→ Input:
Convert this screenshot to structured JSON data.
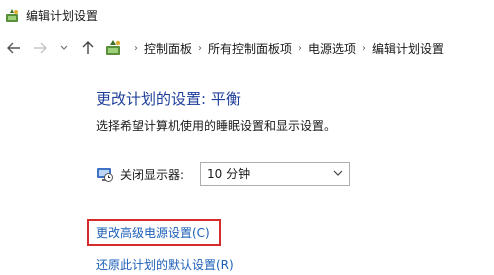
{
  "window": {
    "title": "编辑计划设置",
    "icon": "power-options-icon"
  },
  "nav": {
    "back_icon": "arrow-left-icon",
    "forward_icon": "arrow-right-icon",
    "recent_icon": "chevron-down-icon",
    "up_icon": "arrow-up-icon",
    "breadcrumb": [
      "控制面板",
      "所有控制面板项",
      "电源选项",
      "编辑计划设置"
    ]
  },
  "main": {
    "title": "更改计划的设置: 平衡",
    "description": "选择希望计算机使用的睡眠设置和显示设置。",
    "display_off": {
      "label": "关闭显示器:",
      "value": "10 分钟",
      "icon": "monitor-clock-icon"
    },
    "links": {
      "advanced": "更改高级电源设置(C)",
      "restore": "还原此计划的默认设置(R)"
    }
  },
  "colors": {
    "title": "#1e3f9a",
    "link": "#1c5fb8",
    "highlight": "#d62b2b"
  }
}
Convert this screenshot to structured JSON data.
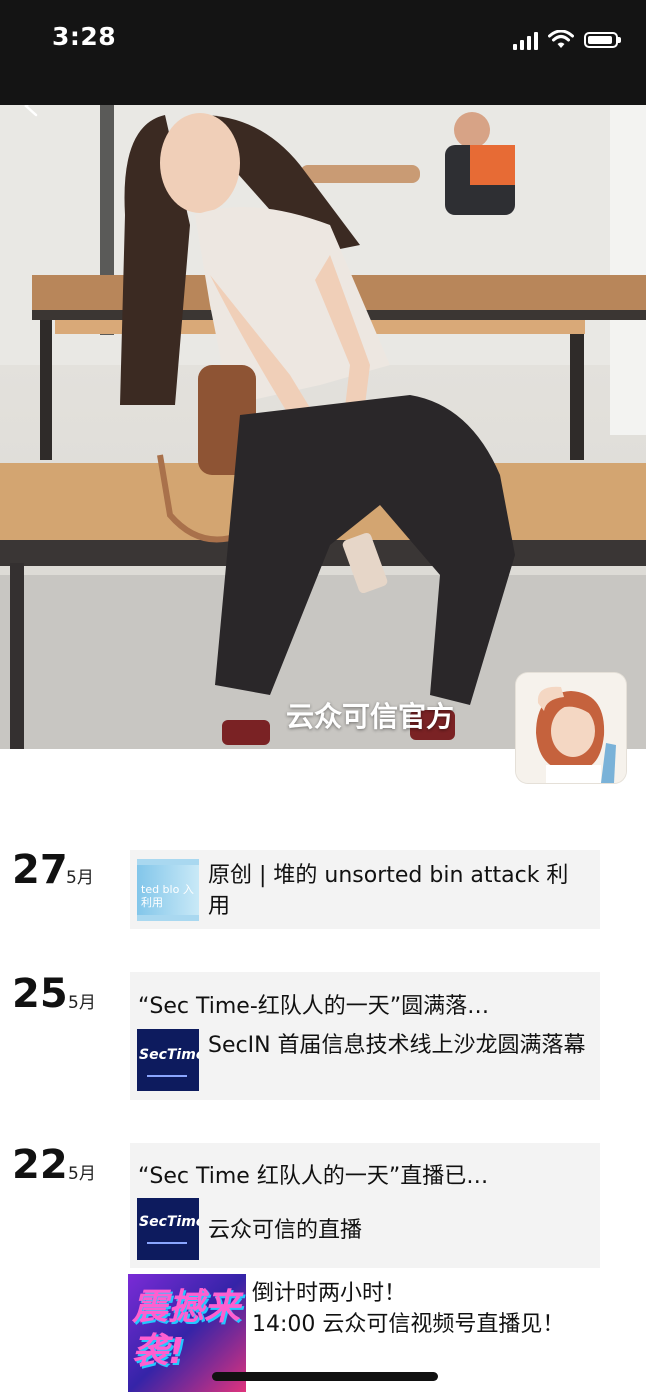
{
  "status_bar": {
    "time": "3:28"
  },
  "profile": {
    "name": "云众可信官方"
  },
  "timeline": [
    {
      "day": "27",
      "month": "5月",
      "items": [
        {
          "thumb_text": "ted blo 入利用",
          "text": "原创 | 堆的 unsorted bin attack 利用"
        }
      ]
    },
    {
      "day": "25",
      "month": "5月",
      "title": "“Sec Time-红队人的一天”圆满落…",
      "items": [
        {
          "thumb_text": "SecTime",
          "text": "SecIN 首届信息技术线上沙龙圆满落幕"
        }
      ]
    },
    {
      "day": "22",
      "month": "5月",
      "title": "“Sec Time 红队人的一天”直播已…",
      "items": [
        {
          "thumb_text": "SecTime",
          "text": "云众可信的直播"
        },
        {
          "thumb_text": "震撼来袭!",
          "text_line1": "倒计时两小时！",
          "text_line2": "14:00 云众可信视频号直播见！"
        }
      ]
    }
  ]
}
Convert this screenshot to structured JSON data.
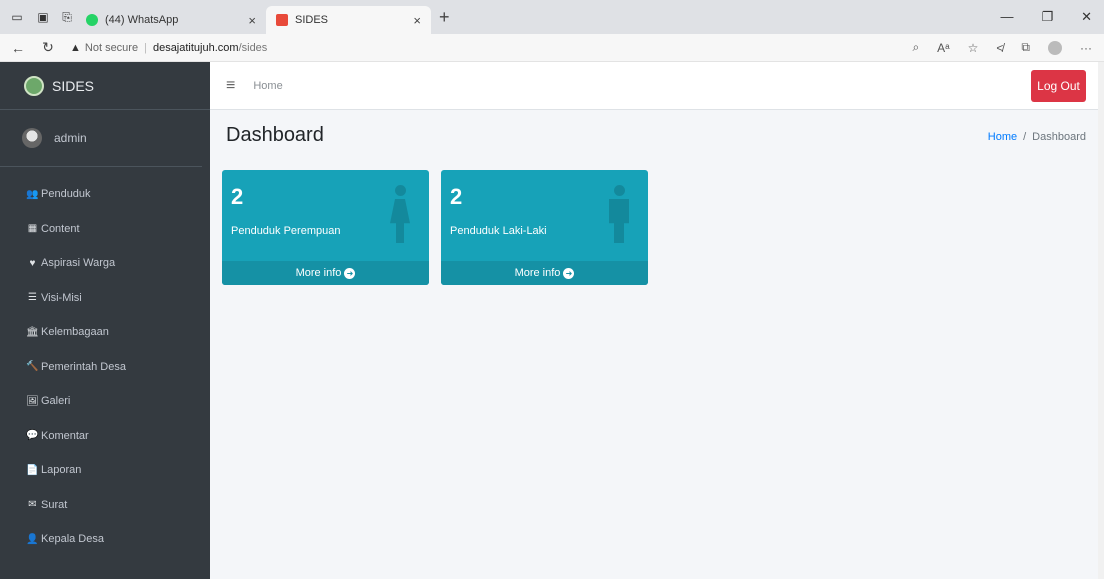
{
  "browser": {
    "tabs": [
      {
        "title": "(44) WhatsApp",
        "close": "×",
        "fav_color": "#25d366"
      },
      {
        "title": "SIDES",
        "close": "×",
        "fav_color": "#e84a3a"
      }
    ],
    "new_tab": "+",
    "address": {
      "warning": "Not secure",
      "separator": "|",
      "domain": "desajatitujuh.com",
      "path": "/sides"
    }
  },
  "sidebar": {
    "brand": "SIDES",
    "user": "admin",
    "items": [
      {
        "label": "Penduduk",
        "icon": "users-icon"
      },
      {
        "label": "Content",
        "icon": "table-icon"
      },
      {
        "label": "Aspirasi Warga",
        "icon": "heart-icon"
      },
      {
        "label": "Visi-Misi",
        "icon": "list-icon"
      },
      {
        "label": "Kelembagaan",
        "icon": "landmark-icon"
      },
      {
        "label": "Pemerintah Desa",
        "icon": "hammer-icon"
      },
      {
        "label": "Galeri",
        "icon": "images-icon"
      },
      {
        "label": "Komentar",
        "icon": "comment-icon"
      },
      {
        "label": "Laporan",
        "icon": "file-icon"
      },
      {
        "label": "Surat",
        "icon": "envelope-icon"
      },
      {
        "label": "Kepala Desa",
        "icon": "user-icon"
      }
    ]
  },
  "topnav": {
    "home": "Home",
    "logout": "Log Out"
  },
  "content": {
    "title": "Dashboard",
    "breadcrumb": {
      "home": "Home",
      "sep": "/",
      "current": "Dashboard"
    }
  },
  "boxes": [
    {
      "value": "2",
      "label": "Penduduk Perempuan",
      "more": "More info"
    },
    {
      "value": "2",
      "label": "Penduduk Laki-Laki",
      "more": "More info"
    }
  ],
  "colors": {
    "sidebar": "#343a40",
    "info_box": "#17a2b8",
    "logout": "#dc3545",
    "link": "#007bff"
  }
}
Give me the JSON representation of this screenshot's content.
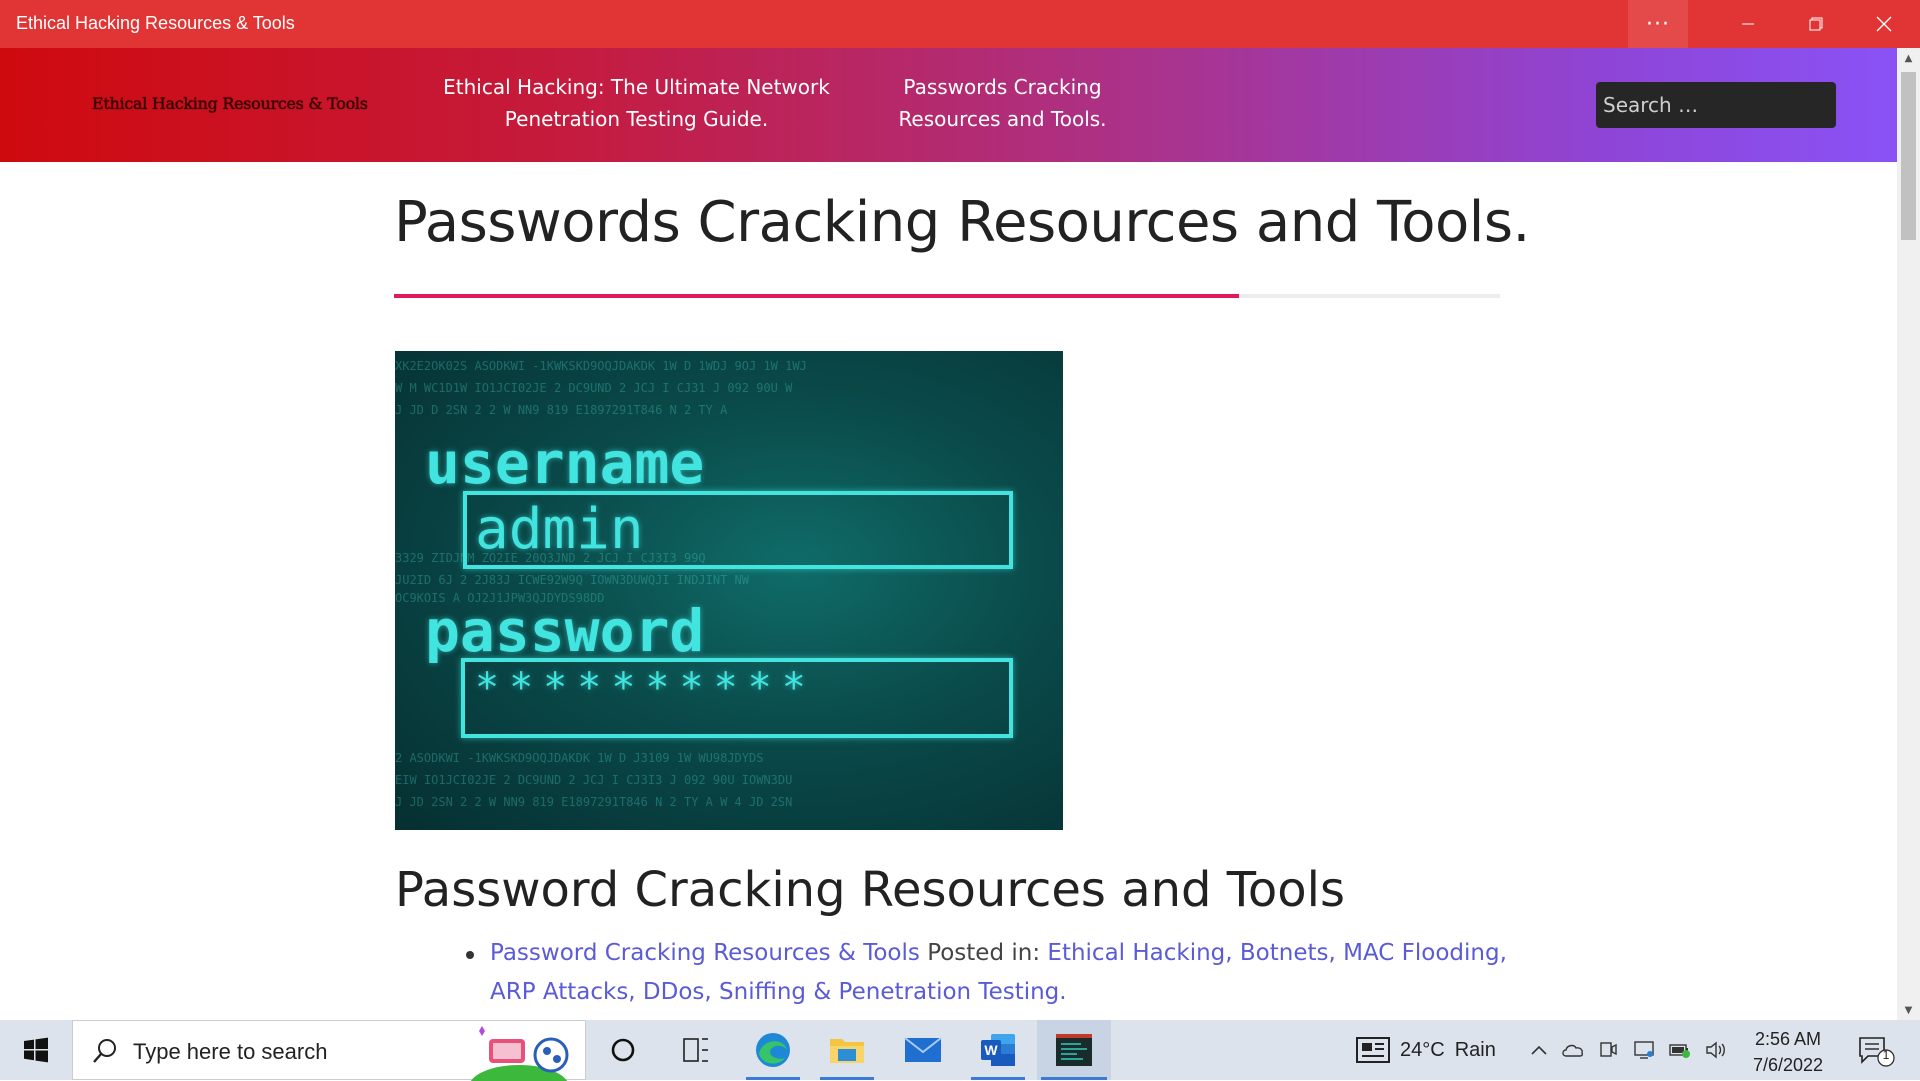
{
  "window": {
    "title": "Ethical Hacking Resources & Tools",
    "more_label": "···"
  },
  "header": {
    "logo_text": "Ethical Hacking Resources & Tools",
    "nav": [
      {
        "label": "Ethical Hacking: The Ultimate Network Penetration Testing Guide."
      },
      {
        "label": "Passwords Cracking Resources and Tools."
      }
    ],
    "search_placeholder": "Search …"
  },
  "main": {
    "page_title": "Passwords Cracking Resources and Tools.",
    "hero_image": {
      "username_label": "username",
      "username_value": "admin",
      "password_label": "password",
      "password_value": "**********"
    },
    "section_heading": "Password Cracking Resources and Tools",
    "list": [
      {
        "link": "Password Cracking Resources & Tools",
        "posted_in": "Posted in:",
        "categories": "Ethical Hacking, Botnets, MAC Flooding, ARP Attacks, DDos, Sniffing & Penetration Testing."
      }
    ]
  },
  "taskbar": {
    "search_placeholder": "Type here to search",
    "weather_temp": "24°C",
    "weather_cond": "Rain",
    "time": "2:56 AM",
    "date": "7/6/2022",
    "notification_count": "1"
  },
  "colors": {
    "titlebar": "#e03534",
    "header_start": "#cf0a0e",
    "header_end": "#8a52f6",
    "title_accent": "#e01a5b",
    "link": "#5b5bd6"
  }
}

→ Problem description:
All entries must be written out again exactly as given, with no pictures in the copy.

→ Finished exercise:
Convert this screenshot to structured JSON data.
{
  "window": {
    "title": "编辑计划设置",
    "icon": "power-options-icon"
  },
  "nav": {
    "back_icon": "arrow-left-icon",
    "forward_icon": "arrow-right-icon",
    "recent_icon": "chevron-down-icon",
    "up_icon": "arrow-up-icon",
    "breadcrumb": [
      "控制面板",
      "所有控制面板项",
      "电源选项",
      "编辑计划设置"
    ]
  },
  "main": {
    "title": "更改计划的设置: 平衡",
    "description": "选择希望计算机使用的睡眠设置和显示设置。",
    "display_off": {
      "label": "关闭显示器:",
      "value": "10 分钟",
      "icon": "monitor-clock-icon"
    },
    "links": {
      "advanced": "更改高级电源设置(C)",
      "restore": "还原此计划的默认设置(R)"
    }
  },
  "colors": {
    "title": "#1e3f9a",
    "link": "#1c5fb8",
    "highlight": "#d62b2b"
  }
}
Convert this screenshot to structured JSON data.
{
  "status_bar": {
    "time": "3:28"
  },
  "profile": {
    "name": "云众可信官方"
  },
  "timeline": [
    {
      "day": "27",
      "month": "5月",
      "items": [
        {
          "thumb_text": "ted blo 入利用",
          "text": "原创 | 堆的 unsorted bin attack 利用"
        }
      ]
    },
    {
      "day": "25",
      "month": "5月",
      "title": "“Sec Time-红队人的一天”圆满落…",
      "items": [
        {
          "thumb_text": "SecTime",
          "text": "SecIN 首届信息技术线上沙龙圆满落幕"
        }
      ]
    },
    {
      "day": "22",
      "month": "5月",
      "title": "“Sec Time 红队人的一天”直播已…",
      "items": [
        {
          "thumb_text": "SecTime",
          "text": "云众可信的直播"
        },
        {
          "thumb_text": "震撼来袭!",
          "text_line1": "倒计时两小时！",
          "text_line2": "14:00 云众可信视频号直播见！"
        }
      ]
    }
  ]
}
Convert this screenshot to structured JSON data.
{
  "browser": {
    "tabs": [
      {
        "title": "(44) WhatsApp",
        "close": "×",
        "fav_color": "#25d366"
      },
      {
        "title": "SIDES",
        "close": "×",
        "fav_color": "#e84a3a"
      }
    ],
    "new_tab": "+",
    "address": {
      "warning": "Not secure",
      "separator": "|",
      "domain": "desajatitujuh.com",
      "path": "/sides"
    }
  },
  "sidebar": {
    "brand": "SIDES",
    "user": "admin",
    "items": [
      {
        "label": "Penduduk",
        "icon": "users-icon"
      },
      {
        "label": "Content",
        "icon": "table-icon"
      },
      {
        "label": "Aspirasi Warga",
        "icon": "heart-icon"
      },
      {
        "label": "Visi-Misi",
        "icon": "list-icon"
      },
      {
        "label": "Kelembagaan",
        "icon": "landmark-icon"
      },
      {
        "label": "Pemerintah Desa",
        "icon": "hammer-icon"
      },
      {
        "label": "Galeri",
        "icon": "images-icon"
      },
      {
        "label": "Komentar",
        "icon": "comment-icon"
      },
      {
        "label": "Laporan",
        "icon": "file-icon"
      },
      {
        "label": "Surat",
        "icon": "envelope-icon"
      },
      {
        "label": "Kepala Desa",
        "icon": "user-icon"
      }
    ]
  },
  "topnav": {
    "home": "Home",
    "logout": "Log Out"
  },
  "content": {
    "title": "Dashboard",
    "breadcrumb": {
      "home": "Home",
      "sep": "/",
      "current": "Dashboard"
    }
  },
  "boxes": [
    {
      "value": "2",
      "label": "Penduduk Perempuan",
      "more": "More info"
    },
    {
      "value": "2",
      "label": "Penduduk Laki-Laki",
      "more": "More info"
    }
  ],
  "colors": {
    "sidebar": "#343a40",
    "info_box": "#17a2b8",
    "logout": "#dc3545",
    "link": "#007bff"
  }
}
Give me the JSON representation of this screenshot's content.
{
  "window": {
    "title": "Ethical Hacking Resources & Tools",
    "more_label": "···"
  },
  "header": {
    "logo_text": "Ethical Hacking Resources & Tools",
    "nav": [
      {
        "label": "Ethical Hacking: The Ultimate Network Penetration Testing Guide."
      },
      {
        "label": "Passwords Cracking Resources and Tools."
      }
    ],
    "search_placeholder": "Search …"
  },
  "main": {
    "page_title": "Passwords Cracking Resources and Tools.",
    "hero_image": {
      "username_label": "username",
      "username_value": "admin",
      "password_label": "password",
      "password_value": "**********"
    },
    "section_heading": "Password Cracking Resources and Tools",
    "list": [
      {
        "link": "Password Cracking Resources & Tools",
        "posted_in": "Posted in:",
        "categories": "Ethical Hacking, Botnets, MAC Flooding, ARP Attacks, DDos, Sniffing & Penetration Testing."
      }
    ]
  },
  "taskbar": {
    "search_placeholder": "Type here to search",
    "weather_temp": "24°C",
    "weather_cond": "Rain",
    "time": "2:56 AM",
    "date": "7/6/2022",
    "notification_count": "1"
  },
  "colors": {
    "titlebar": "#e03534",
    "header_start": "#cf0a0e",
    "header_end": "#8a52f6",
    "title_accent": "#e01a5b",
    "link": "#5b5bd6"
  }
}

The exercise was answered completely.